** START Information given **

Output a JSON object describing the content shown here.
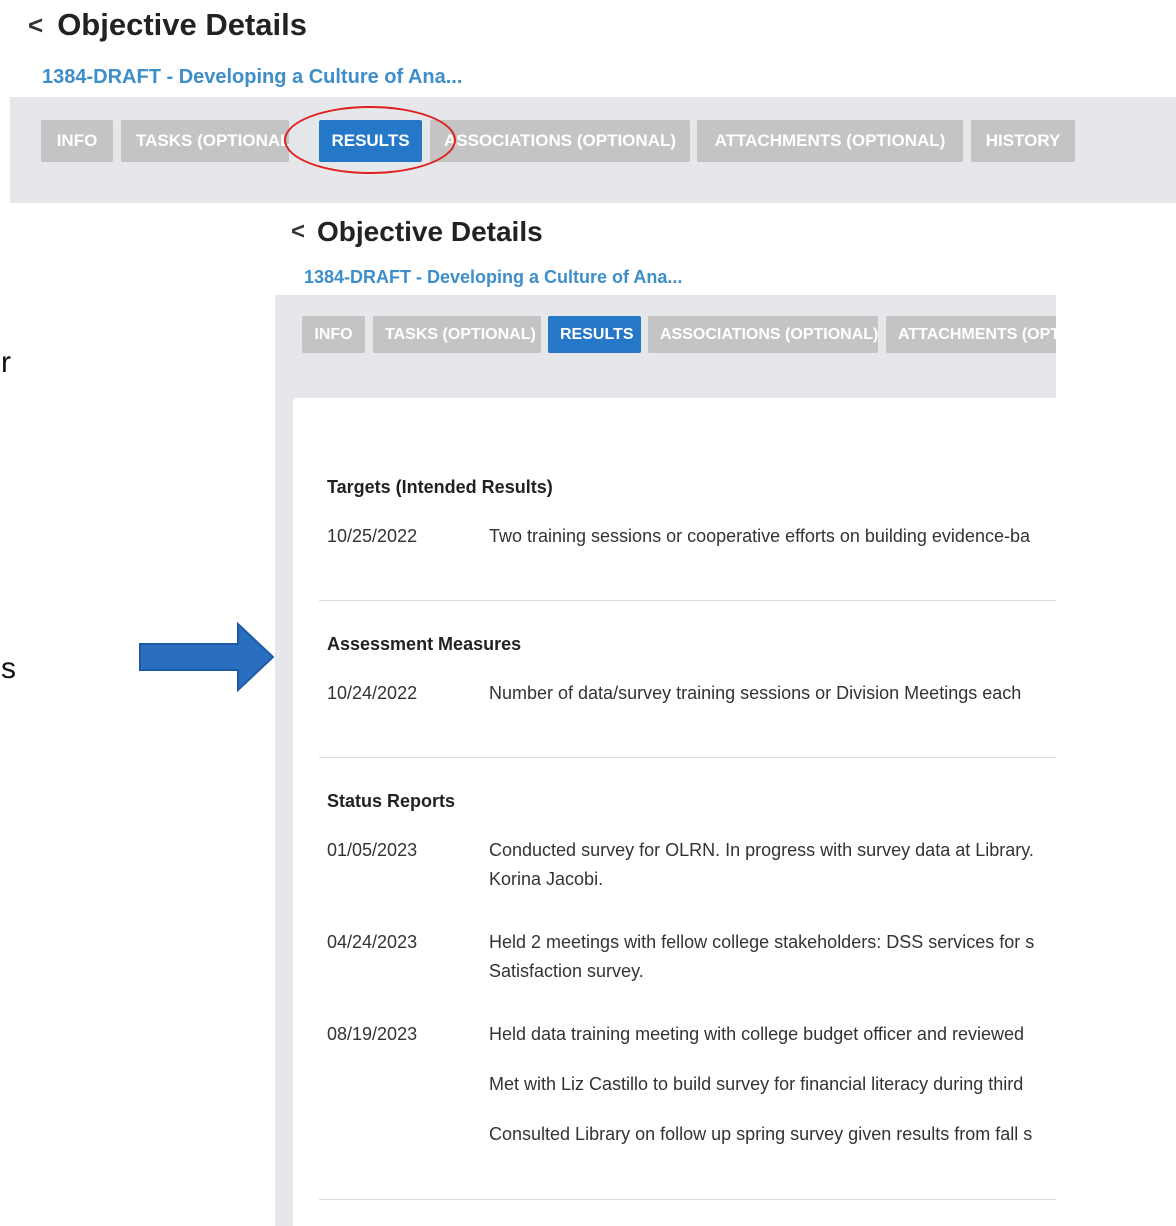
{
  "page": {
    "title": "Objective Details",
    "breadcrumb": "1384-DRAFT - Developing a Culture of Ana...",
    "back_icon": "chevron-left-icon"
  },
  "tabs": [
    {
      "label": "INFO",
      "active": false
    },
    {
      "label": "TASKS (OPTIONAL)",
      "active": false
    },
    {
      "label": "RESULTS",
      "active": true
    },
    {
      "label": "ASSOCIATIONS (OPTIONAL)",
      "active": false
    },
    {
      "label": "ATTACHMENTS (OPTIONAL)",
      "active": false
    },
    {
      "label": "HISTORY",
      "active": false
    }
  ],
  "tabs_cropped": [
    {
      "label": "INFO",
      "active": false
    },
    {
      "label": "TASKS (OPTIONAL)",
      "active": false
    },
    {
      "label": "RESULTS",
      "active": true
    },
    {
      "label": "ASSOCIATIONS (OPTIONAL)",
      "active": false
    },
    {
      "label": "ATTACHMENTS (OPT",
      "active": false
    }
  ],
  "side_text": {
    "letter_1": "r",
    "letter_2": "s"
  },
  "sections": {
    "targets": {
      "title": "Targets (Intended Results)",
      "rows": [
        {
          "date": "10/25/2022",
          "text": "Two training sessions or cooperative efforts on building evidence-ba"
        }
      ]
    },
    "assessment": {
      "title": "Assessment Measures",
      "rows": [
        {
          "date": "10/24/2022",
          "text": "Number of data/survey training sessions or Division Meetings each"
        }
      ]
    },
    "status": {
      "title": "Status Reports",
      "rows": [
        {
          "date": "01/05/2023",
          "text": "Conducted survey for OLRN. In progress with survey data at Library.",
          "text2": "Korina Jacobi."
        },
        {
          "date": "04/24/2023",
          "text": "Held 2 meetings with fellow college stakeholders: DSS services for s",
          "text2": "Satisfaction survey."
        },
        {
          "date": "08/19/2023",
          "text": "Held data training meeting with college budget officer and reviewed",
          "text2": "Met with Liz Castillo to build survey for financial literacy during third",
          "text3": "Consulted Library on follow up spring survey given results from fall s"
        }
      ]
    }
  },
  "colors": {
    "accent": "#2478c7",
    "highlight_ring": "#e0201f",
    "arrow": "#2a6fbf",
    "breadcrumb": "#3e8ec9"
  }
}
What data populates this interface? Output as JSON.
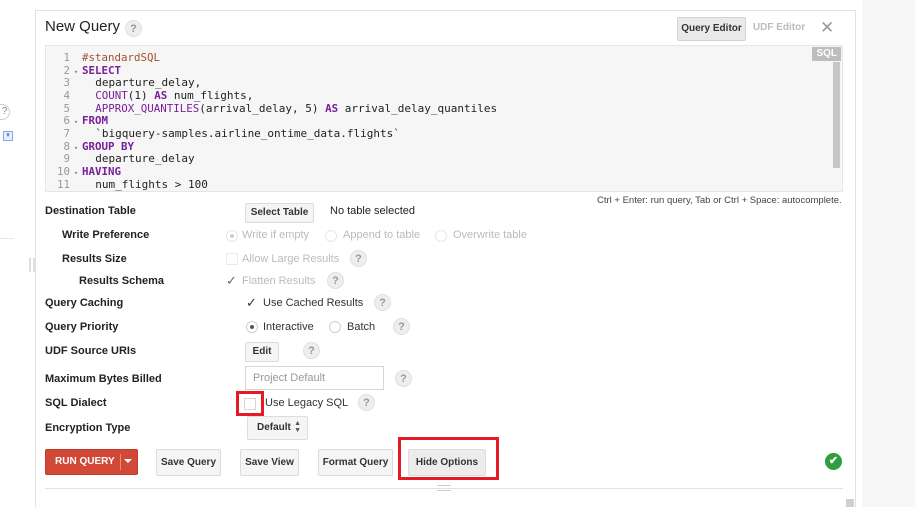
{
  "panel": {
    "title": "New Query",
    "tabs": {
      "query_editor": "Query Editor",
      "udf_editor": "UDF Editor"
    },
    "close_glyph": "✕",
    "help_glyph": "?"
  },
  "editor": {
    "language_badge": "SQL",
    "lines": [
      {
        "num": "1",
        "fold": "",
        "parts": [
          {
            "t": "#standardSQL",
            "c": "cm"
          }
        ]
      },
      {
        "num": "2",
        "fold": "▾",
        "parts": [
          {
            "t": "SELECT",
            "c": "kw"
          }
        ]
      },
      {
        "num": "3",
        "fold": "",
        "parts": [
          {
            "t": "  departure_delay,",
            "c": ""
          }
        ]
      },
      {
        "num": "4",
        "fold": "",
        "parts": [
          {
            "t": "  ",
            "c": ""
          },
          {
            "t": "COUNT",
            "c": "fn"
          },
          {
            "t": "(1) ",
            "c": ""
          },
          {
            "t": "AS",
            "c": "kw"
          },
          {
            "t": " num_flights,",
            "c": ""
          }
        ]
      },
      {
        "num": "5",
        "fold": "",
        "parts": [
          {
            "t": "  ",
            "c": ""
          },
          {
            "t": "APPROX_QUANTILES",
            "c": "fn"
          },
          {
            "t": "(arrival_delay, 5) ",
            "c": ""
          },
          {
            "t": "AS",
            "c": "kw"
          },
          {
            "t": " arrival_delay_quantiles",
            "c": ""
          }
        ]
      },
      {
        "num": "6",
        "fold": "▾",
        "parts": [
          {
            "t": "FROM",
            "c": "kw"
          }
        ]
      },
      {
        "num": "7",
        "fold": "",
        "parts": [
          {
            "t": "  `bigquery-samples.airline_ontime_data.flights`",
            "c": ""
          }
        ]
      },
      {
        "num": "8",
        "fold": "▾",
        "parts": [
          {
            "t": "GROUP BY",
            "c": "kw"
          }
        ]
      },
      {
        "num": "9",
        "fold": "",
        "parts": [
          {
            "t": "  departure_delay",
            "c": ""
          }
        ]
      },
      {
        "num": "10",
        "fold": "▾",
        "parts": [
          {
            "t": "HAVING",
            "c": "kw"
          }
        ]
      },
      {
        "num": "11",
        "fold": "",
        "parts": [
          {
            "t": "  num_flights > 100",
            "c": ""
          }
        ]
      }
    ],
    "shortcut_hint": "Ctrl + Enter: run query, Tab or Ctrl + Space: autocomplete."
  },
  "options": {
    "destination_table": {
      "label": "Destination Table",
      "button": "Select Table",
      "value": "No table selected"
    },
    "write_preference": {
      "label": "Write Preference",
      "options": [
        "Write if empty",
        "Append to table",
        "Overwrite table"
      ],
      "selected": "Write if empty"
    },
    "results_size": {
      "label": "Results Size",
      "option": "Allow Large Results"
    },
    "results_schema": {
      "label": "Results Schema",
      "option": "Flatten Results",
      "checked": true
    },
    "query_caching": {
      "label": "Query Caching",
      "option": "Use Cached Results",
      "checked": true
    },
    "query_priority": {
      "label": "Query Priority",
      "options": [
        "Interactive",
        "Batch"
      ],
      "selected": "Interactive"
    },
    "udf_source_uris": {
      "label": "UDF Source URIs",
      "button": "Edit"
    },
    "maximum_bytes_billed": {
      "label": "Maximum Bytes Billed",
      "placeholder": "Project Default"
    },
    "sql_dialect": {
      "label": "SQL Dialect",
      "option": "Use Legacy SQL",
      "checked": false
    },
    "encryption_type": {
      "label": "Encryption Type",
      "value": "Default"
    }
  },
  "actions": {
    "run_query": "RUN QUERY",
    "save_query": "Save Query",
    "save_view": "Save View",
    "format_query": "Format Query",
    "hide_options": "Hide Options",
    "status_glyph": "✔"
  },
  "colors": {
    "run_button": "#d14836",
    "highlight_box": "#e31b23",
    "status_ok": "#2e9e3f",
    "keyword": "#7a1e99",
    "comment": "#a0522d"
  }
}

** END Information given **

What to do - All of the entries above should be duplicated exactly, except for the pictures.

Output of the task -
Output a JSON object describing the content shown here.
{
  "page": {
    "title": "Objective Details",
    "breadcrumb": "1384-DRAFT - Developing a Culture of Ana...",
    "back_icon": "chevron-left-icon"
  },
  "tabs": [
    {
      "label": "INFO",
      "active": false
    },
    {
      "label": "TASKS (OPTIONAL)",
      "active": false
    },
    {
      "label": "RESULTS",
      "active": true
    },
    {
      "label": "ASSOCIATIONS (OPTIONAL)",
      "active": false
    },
    {
      "label": "ATTACHMENTS (OPTIONAL)",
      "active": false
    },
    {
      "label": "HISTORY",
      "active": false
    }
  ],
  "tabs_cropped": [
    {
      "label": "INFO",
      "active": false
    },
    {
      "label": "TASKS (OPTIONAL)",
      "active": false
    },
    {
      "label": "RESULTS",
      "active": true
    },
    {
      "label": "ASSOCIATIONS (OPTIONAL)",
      "active": false
    },
    {
      "label": "ATTACHMENTS (OPT",
      "active": false
    }
  ],
  "side_text": {
    "letter_1": "r",
    "letter_2": "s"
  },
  "sections": {
    "targets": {
      "title": "Targets (Intended Results)",
      "rows": [
        {
          "date": "10/25/2022",
          "text": "Two training sessions or cooperative efforts on building evidence-ba"
        }
      ]
    },
    "assessment": {
      "title": "Assessment Measures",
      "rows": [
        {
          "date": "10/24/2022",
          "text": "Number of data/survey training sessions or Division Meetings each"
        }
      ]
    },
    "status": {
      "title": "Status Reports",
      "rows": [
        {
          "date": "01/05/2023",
          "text": "Conducted survey for OLRN. In progress with survey data at Library.",
          "text2": "Korina Jacobi."
        },
        {
          "date": "04/24/2023",
          "text": "Held 2 meetings with fellow college stakeholders: DSS services for s",
          "text2": "Satisfaction survey."
        },
        {
          "date": "08/19/2023",
          "text": "Held data training meeting with college budget officer and reviewed",
          "text2": "Met with Liz Castillo to build survey for financial literacy during third",
          "text3": "Consulted Library on follow up spring survey given results from fall s"
        }
      ]
    }
  },
  "colors": {
    "accent": "#2478c7",
    "highlight_ring": "#e0201f",
    "arrow": "#2a6fbf",
    "breadcrumb": "#3e8ec9"
  }
}
What data populates this interface? Output as JSON.
{
  "panel": {
    "title": "New Query",
    "tabs": {
      "query_editor": "Query Editor",
      "udf_editor": "UDF Editor"
    },
    "close_glyph": "✕",
    "help_glyph": "?"
  },
  "editor": {
    "language_badge": "SQL",
    "lines": [
      {
        "num": "1",
        "fold": "",
        "parts": [
          {
            "t": "#standardSQL",
            "c": "cm"
          }
        ]
      },
      {
        "num": "2",
        "fold": "▾",
        "parts": [
          {
            "t": "SELECT",
            "c": "kw"
          }
        ]
      },
      {
        "num": "3",
        "fold": "",
        "parts": [
          {
            "t": "  departure_delay,",
            "c": ""
          }
        ]
      },
      {
        "num": "4",
        "fold": "",
        "parts": [
          {
            "t": "  ",
            "c": ""
          },
          {
            "t": "COUNT",
            "c": "fn"
          },
          {
            "t": "(1) ",
            "c": ""
          },
          {
            "t": "AS",
            "c": "kw"
          },
          {
            "t": " num_flights,",
            "c": ""
          }
        ]
      },
      {
        "num": "5",
        "fold": "",
        "parts": [
          {
            "t": "  ",
            "c": ""
          },
          {
            "t": "APPROX_QUANTILES",
            "c": "fn"
          },
          {
            "t": "(arrival_delay, 5) ",
            "c": ""
          },
          {
            "t": "AS",
            "c": "kw"
          },
          {
            "t": " arrival_delay_quantiles",
            "c": ""
          }
        ]
      },
      {
        "num": "6",
        "fold": "▾",
        "parts": [
          {
            "t": "FROM",
            "c": "kw"
          }
        ]
      },
      {
        "num": "7",
        "fold": "",
        "parts": [
          {
            "t": "  `bigquery-samples.airline_ontime_data.flights`",
            "c": ""
          }
        ]
      },
      {
        "num": "8",
        "fold": "▾",
        "parts": [
          {
            "t": "GROUP BY",
            "c": "kw"
          }
        ]
      },
      {
        "num": "9",
        "fold": "",
        "parts": [
          {
            "t": "  departure_delay",
            "c": ""
          }
        ]
      },
      {
        "num": "10",
        "fold": "▾",
        "parts": [
          {
            "t": "HAVING",
            "c": "kw"
          }
        ]
      },
      {
        "num": "11",
        "fold": "",
        "parts": [
          {
            "t": "  num_flights > 100",
            "c": ""
          }
        ]
      }
    ],
    "shortcut_hint": "Ctrl + Enter: run query, Tab or Ctrl + Space: autocomplete."
  },
  "options": {
    "destination_table": {
      "label": "Destination Table",
      "button": "Select Table",
      "value": "No table selected"
    },
    "write_preference": {
      "label": "Write Preference",
      "options": [
        "Write if empty",
        "Append to table",
        "Overwrite table"
      ],
      "selected": "Write if empty"
    },
    "results_size": {
      "label": "Results Size",
      "option": "Allow Large Results"
    },
    "results_schema": {
      "label": "Results Schema",
      "option": "Flatten Results",
      "checked": true
    },
    "query_caching": {
      "label": "Query Caching",
      "option": "Use Cached Results",
      "checked": true
    },
    "query_priority": {
      "label": "Query Priority",
      "options": [
        "Interactive",
        "Batch"
      ],
      "selected": "Interactive"
    },
    "udf_source_uris": {
      "label": "UDF Source URIs",
      "button": "Edit"
    },
    "maximum_bytes_billed": {
      "label": "Maximum Bytes Billed",
      "placeholder": "Project Default"
    },
    "sql_dialect": {
      "label": "SQL Dialect",
      "option": "Use Legacy SQL",
      "checked": false
    },
    "encryption_type": {
      "label": "Encryption Type",
      "value": "Default"
    }
  },
  "actions": {
    "run_query": "RUN QUERY",
    "save_query": "Save Query",
    "save_view": "Save View",
    "format_query": "Format Query",
    "hide_options": "Hide Options",
    "status_glyph": "✔"
  },
  "colors": {
    "run_button": "#d14836",
    "highlight_box": "#e31b23",
    "status_ok": "#2e9e3f",
    "keyword": "#7a1e99",
    "comment": "#a0522d"
  }
}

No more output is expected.